- Job
Filter the records below down to lines containing "olej".

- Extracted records
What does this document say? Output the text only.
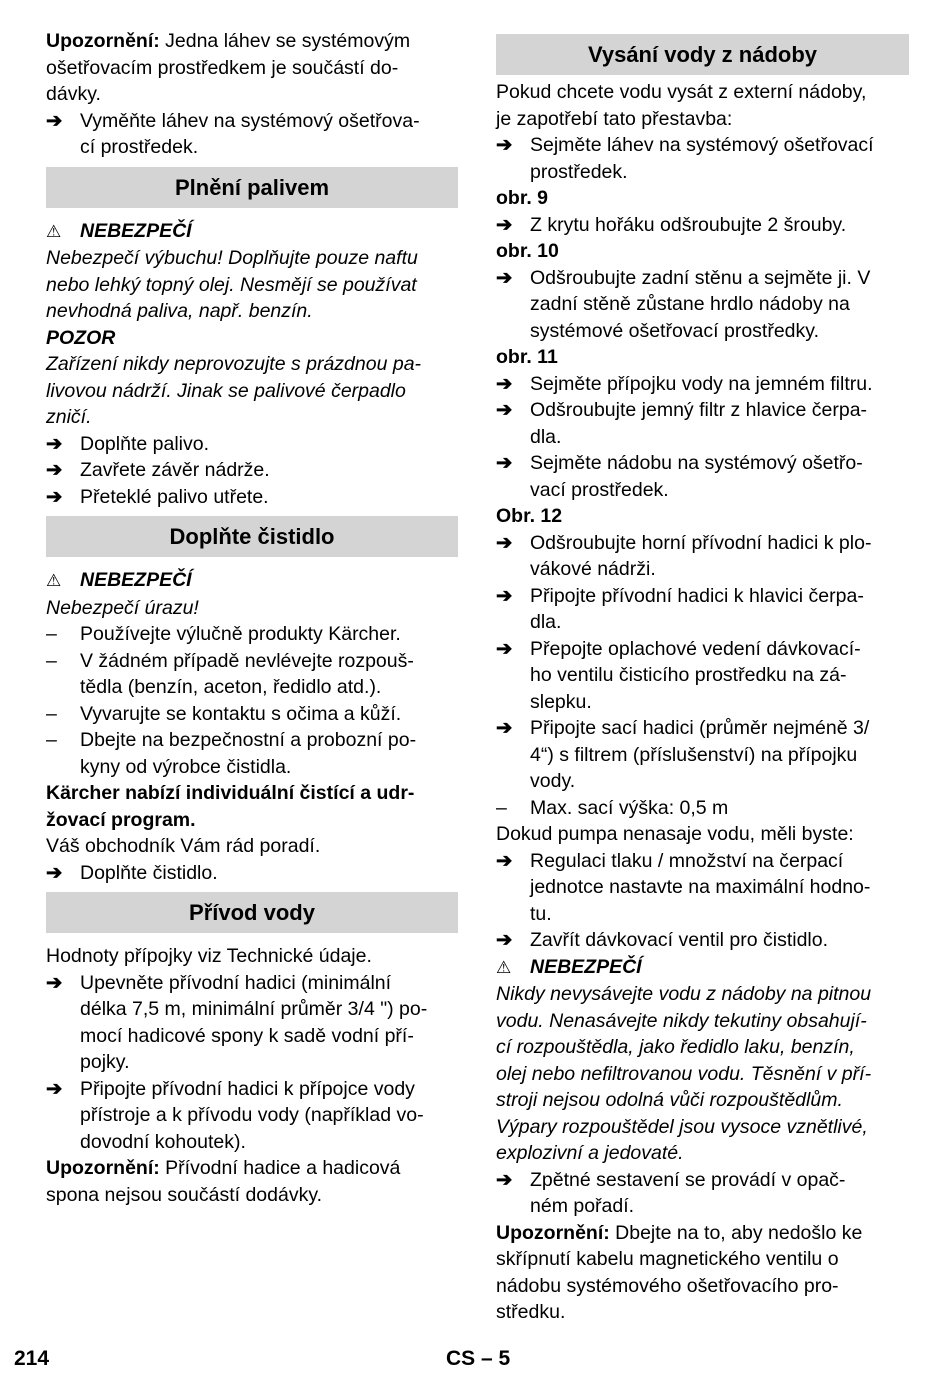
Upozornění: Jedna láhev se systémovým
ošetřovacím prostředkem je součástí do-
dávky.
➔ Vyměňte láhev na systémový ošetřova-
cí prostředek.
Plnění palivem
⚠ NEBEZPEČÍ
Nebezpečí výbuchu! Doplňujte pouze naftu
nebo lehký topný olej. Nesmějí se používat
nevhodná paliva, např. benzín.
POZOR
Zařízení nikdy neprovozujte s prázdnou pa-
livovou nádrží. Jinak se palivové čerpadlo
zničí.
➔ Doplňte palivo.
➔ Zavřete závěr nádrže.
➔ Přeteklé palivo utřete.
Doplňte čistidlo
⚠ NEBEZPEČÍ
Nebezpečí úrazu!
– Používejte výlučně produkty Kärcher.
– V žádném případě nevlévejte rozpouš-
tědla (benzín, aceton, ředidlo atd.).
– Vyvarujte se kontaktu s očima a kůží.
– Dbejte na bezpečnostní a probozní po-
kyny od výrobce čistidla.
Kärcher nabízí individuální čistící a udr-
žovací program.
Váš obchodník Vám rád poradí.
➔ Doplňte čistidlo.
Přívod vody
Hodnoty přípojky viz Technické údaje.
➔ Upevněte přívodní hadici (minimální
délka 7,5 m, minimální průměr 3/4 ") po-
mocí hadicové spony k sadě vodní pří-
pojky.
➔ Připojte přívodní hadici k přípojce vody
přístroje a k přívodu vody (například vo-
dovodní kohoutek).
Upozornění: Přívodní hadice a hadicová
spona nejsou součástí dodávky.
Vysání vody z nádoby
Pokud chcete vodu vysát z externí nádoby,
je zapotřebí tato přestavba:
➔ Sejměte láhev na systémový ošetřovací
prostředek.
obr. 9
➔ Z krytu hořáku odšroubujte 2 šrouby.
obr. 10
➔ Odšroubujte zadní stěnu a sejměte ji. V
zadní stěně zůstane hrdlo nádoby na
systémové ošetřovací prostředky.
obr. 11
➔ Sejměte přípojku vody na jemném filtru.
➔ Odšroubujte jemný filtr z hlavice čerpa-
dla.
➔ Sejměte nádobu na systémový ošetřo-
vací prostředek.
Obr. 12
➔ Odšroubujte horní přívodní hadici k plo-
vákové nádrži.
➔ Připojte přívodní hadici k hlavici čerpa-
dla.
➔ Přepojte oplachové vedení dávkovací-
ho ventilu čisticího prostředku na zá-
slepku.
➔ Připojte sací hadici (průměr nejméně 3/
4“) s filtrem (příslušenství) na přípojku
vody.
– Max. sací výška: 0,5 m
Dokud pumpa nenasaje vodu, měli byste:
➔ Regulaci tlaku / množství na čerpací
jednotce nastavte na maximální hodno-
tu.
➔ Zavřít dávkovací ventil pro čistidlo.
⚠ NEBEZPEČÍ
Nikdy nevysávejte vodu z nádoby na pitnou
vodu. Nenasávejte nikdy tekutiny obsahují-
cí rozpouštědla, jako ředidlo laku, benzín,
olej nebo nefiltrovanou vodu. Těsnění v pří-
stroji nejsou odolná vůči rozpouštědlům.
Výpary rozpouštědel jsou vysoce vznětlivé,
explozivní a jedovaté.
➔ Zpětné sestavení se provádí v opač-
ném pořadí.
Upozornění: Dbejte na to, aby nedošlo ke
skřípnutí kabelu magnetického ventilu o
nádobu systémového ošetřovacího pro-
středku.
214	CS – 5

- Solution for this task
nebo lehký topný olej. Nesmějí se používat
olej nebo nefiltrovanou vodu. Těsnění v pří-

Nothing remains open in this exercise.